- _What to work on_: Count lines with "было" in them. Report only the total.
┌──
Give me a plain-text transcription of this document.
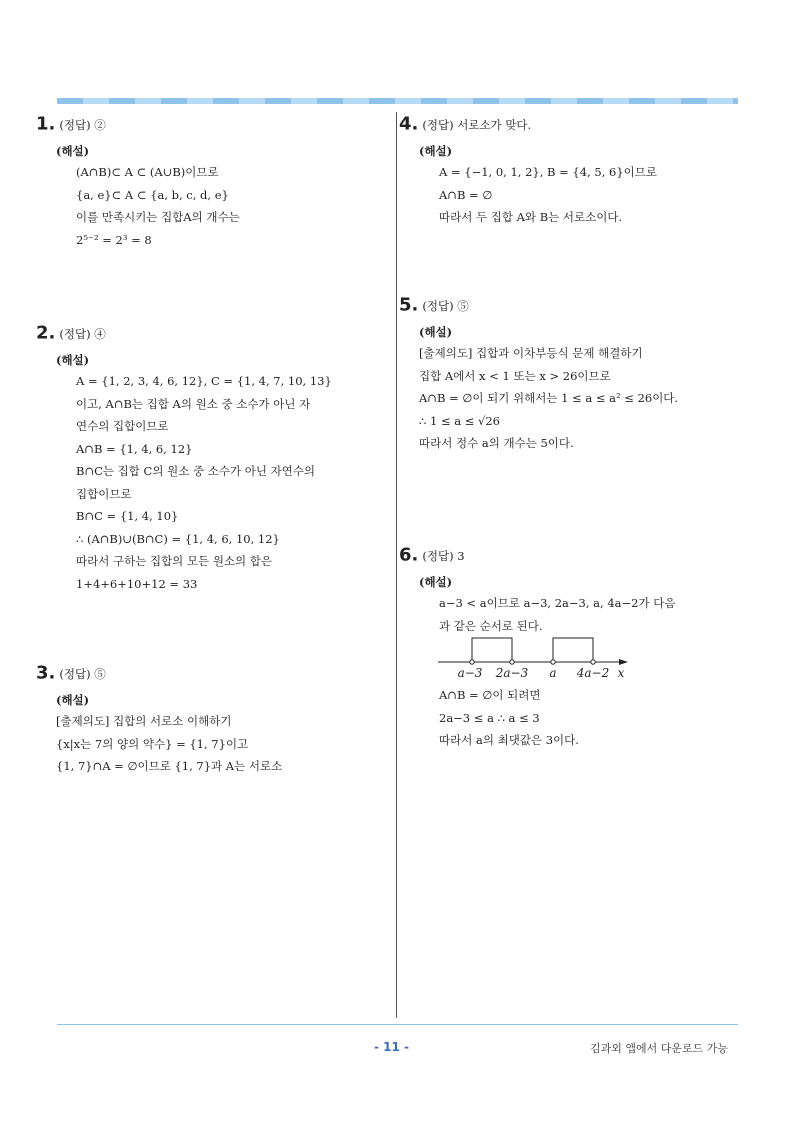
1. (정답) ②
(해설)
(A∩B)⊂ A ⊂ (A∪B)이므로
{a, e}⊂ A ⊂ {a, b, c, d, e}
이를 만족시키는 집합A의 개수는
2⁵⁻² = 2³ = 8
2. (정답) ④
(해설)
A = {1, 2, 3, 4, 6, 12}, C = {1, 4, 7, 10, 13}
이고, A∩B는 집합 A의 원소 중 소수가 아닌 자
연수의 집합이므로
A∩B = {1, 4, 6, 12}
B∩C는 집합 C의 원소 중 소수가 아닌 자연수의
집합이므로
B∩C = {1, 4, 10}
∴ (A∩B)∪(B∩C) = {1, 4, 6, 10, 12}
따라서 구하는 집합의 모든 원소의 합은
1+4+6+10+12 = 33
3. (정답) ⑤
(해설)
[출제의도] 집합의 서로소 이해하기
{x|x는 7의 양의 약수} = {1, 7}이고
{1, 7}∩A = ∅이므로 {1, 7}과 A는 서로소
4. (정답) 서로소가 맞다.
(해설)
A = {−1, 0, 1, 2}, B = {4, 5, 6}이므로
A∩B = ∅
따라서 두 집합 A와 B는 서로소이다.
5. (정답) ⑤
(해설)
[출제의도] 집합과 이차부등식 문제 해결하기
집합 A에서 x < 1 또는 x > 26이므로
A∩B = ∅이 되기 위해서는 1 ≤ a ≤ a² ≤ 26이다.
∴ 1 ≤ a ≤ √26
따라서 정수 a의 개수는 5이다.
6. (정답) 3
(해설)
a−3 < a이므로 a−3, 2a−3, a, 4a−2가 다음
과 같은 순서로 된다.
a−3 2a−3 a 4a−2 x
A∩B = ∅이 되려면
2a−3 ≤ a ∴ a ≤ 3
따라서 a의 최댓값은 3이다.
- 11 -	김과외 앱에서 다운로드 가능
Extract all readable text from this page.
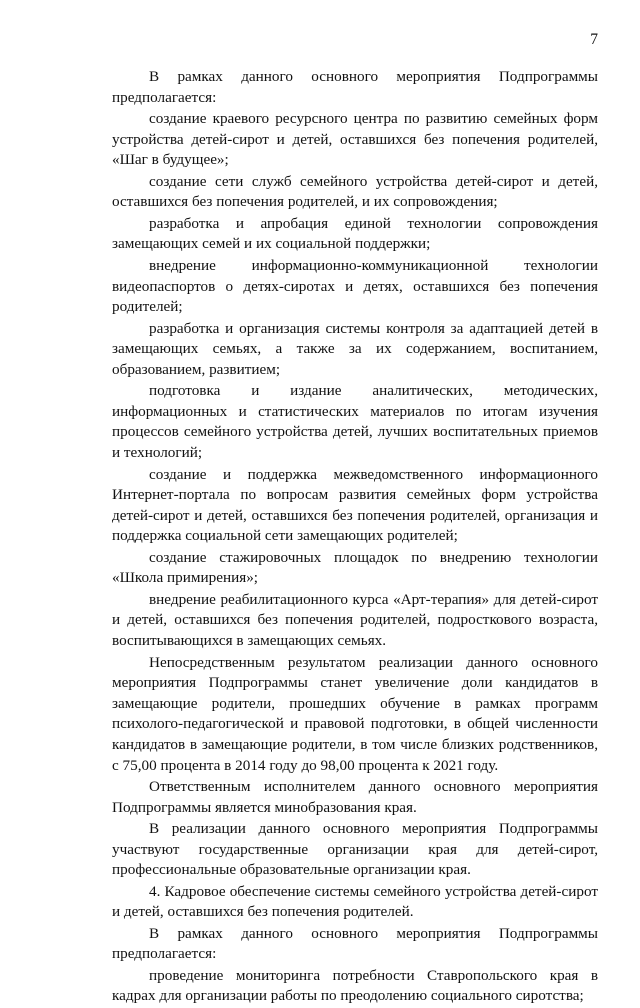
7

В рамках данного основного мероприятия Подпрограммы предполагается:

создание краевого ресурсного центра по развитию семейных форм устройства детей-сирот и детей, оставшихся без попечения родителей, «Шаг в будущее»;

создание сети служб семейного устройства детей-сирот и детей, оставшихся без попечения родителей, и их сопровождения;

разработка и апробация единой технологии сопровождения замещающих семей и их социальной поддержки;

внедрение информационно-коммуникационной технологии видеопаспортов о детях-сиротах и детях, оставшихся без попечения родителей;

разработка и организация системы контроля за адаптацией детей в замещающих семьях, а также за их содержанием, воспитанием, образованием, развитием;

подготовка и издание аналитических, методических, информационных и статистических материалов по итогам изучения процессов семейного устройства детей, лучших воспитательных приемов и технологий;

создание и поддержка межведомственного информационного Интернет-портала по вопросам развития семейных форм устройства детей-сирот и детей, оставшихся без попечения родителей, организация и поддержка социальной сети замещающих родителей;

создание стажировочных площадок по внедрению технологии «Школа примирения»;

внедрение реабилитационного курса «Арт-терапия» для детей-сирот и детей, оставшихся без попечения родителей, подросткового возраста, воспитывающихся в замещающих семьях.

Непосредственным результатом реализации данного основного мероприятия Подпрограммы станет увеличение доли кандидатов в замещающие родители, прошедших обучение в рамках программ психолого-педагогической и правовой подготовки, в общей численности кандидатов в замещающие родители, в том числе близких родственников, с 75,00 процента в 2014 году до 98,00 процента к 2021 году.

Ответственным исполнителем данного основного мероприятия Подпрограммы является минобразования края.

В реализации данного основного мероприятия Подпрограммы участвуют государственные организации края для детей-сирот, профессиональные образовательные организации края.

4. Кадровое обеспечение системы семейного устройства детей-сирот и детей, оставшихся без попечения родителей.

В рамках данного основного мероприятия Подпрограммы предполагается:

проведение мониторинга потребности Ставропольского края в кадрах для организации работы по преодолению социального сиротства;
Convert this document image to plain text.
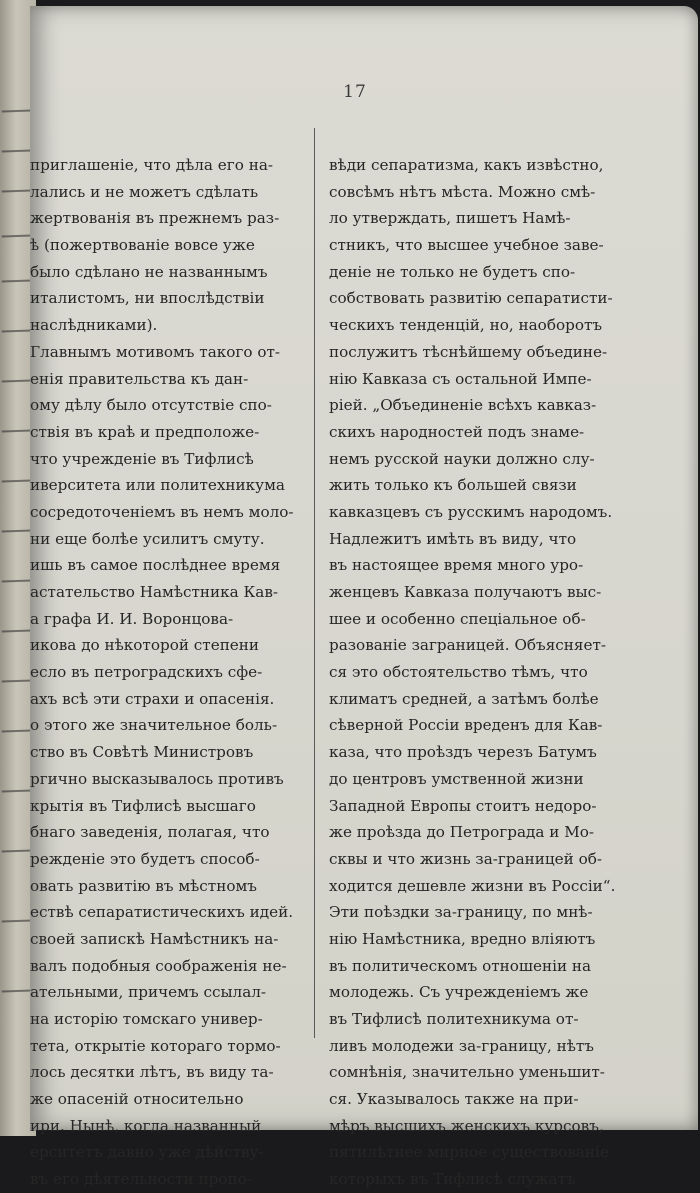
17
приглашеніе, что дѣла его на-
лались и не можетъ сдѣлать
жертвованія въ прежнемъ раз-
ѣ (пожертвованіе вовсе уже
было сдѣлано не названнымъ
италистомъ, ни впослѣдствіи
наслѣдниками).
Главнымъ мотивомъ такого от-
енія правительства къ дан-
ому дѣлу было отсутствіе спо-
ствія въ краѣ и предположе-
что учрежденіе въ Тифлисѣ
иверситета или политехникума
сосредоточеніемъ въ немъ моло-
ни еще болѣе усилитъ смуту.
ишь въ самое послѣднее время
астательство Намѣстника Кав-
а графа И. И. Воронцова-
икова до нѣкоторой степени
есло въ петроградскихъ сфе-
ахъ всѣ эти страхи и опасенія.
о этого же значительное боль-
ство въ Совѣтѣ Министровъ
ргично высказывалось противъ
крытія въ Тифлисѣ высшаго
бнаго заведенія, полагая, что
режденіе это будетъ способ-
овать развитію въ мѣстномъ
ествѣ сепаратистическихъ идей.
своей запискѣ Намѣстникъ на-
валъ подобныя соображенія не-
ательными, причемъ ссылал-
на исторію томскаго универ-
тета, открытіе котораго тормо-
лось десятки лѣтъ, въ виду та-
же опасеній относительно
ири. Нынѣ, когда названный
ерситетъ давно уже дѣйству-
въ его дѣятельности пропо-
вѣди сепаратизма, какъ извѣстно,
совсѣмъ нѣтъ мѣста. Можно смѣ-
ло утверждать, пишетъ Намѣ-
стникъ, что высшее учебное заве-
деніе не только не будетъ спо-
собствовать развитію сепаратисти-
ческихъ тенденцій, но, наоборотъ
послужитъ тѣснѣйшему объедине-
нію Кавказа съ остальной Импе-
ріей. „Объединеніе всѣхъ кавказ-
скихъ народностей подъ знаме-
немъ русской науки должно слу-
жить только къ большей связи
кавказцевъ съ русскимъ народомъ.
Надлежитъ имѣть въ виду, что
въ настоящее время много уро-
женцевъ Кавказа получаютъ выс-
шее и особенно спеціальное об-
разованіе заграницей. Объясняет-
ся это обстоятельство тѣмъ, что
климатъ средней, а затѣмъ болѣе
сѣверной Россіи вреденъ для Кав-
каза, что проѣздъ черезъ Батумъ
до центровъ умственной жизни
Западной Европы стоитъ недоро-
же проѣзда до Петрограда и Мо-
сквы и что жизнь за-границей об-
ходится дешевле жизни въ Россіи“.
Эти поѣздки за-границу, по мнѣ-
нію Намѣстника, вредно вліяютъ
въ политическомъ отношеніи на
молодежь. Съ учрежденіемъ же
въ Тифлисѣ политехникума от-
ливъ молодежи за-границу, нѣтъ
сомнѣнія, значительно уменьшит-
ся. Указывалось также на при-
мѣръ высшихъ женскихъ курсовъ,
пятилѣтнее мирное существованіе
которыхъ въ Тифлисѣ служатъ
└──
- _Solution for this exercise_: 2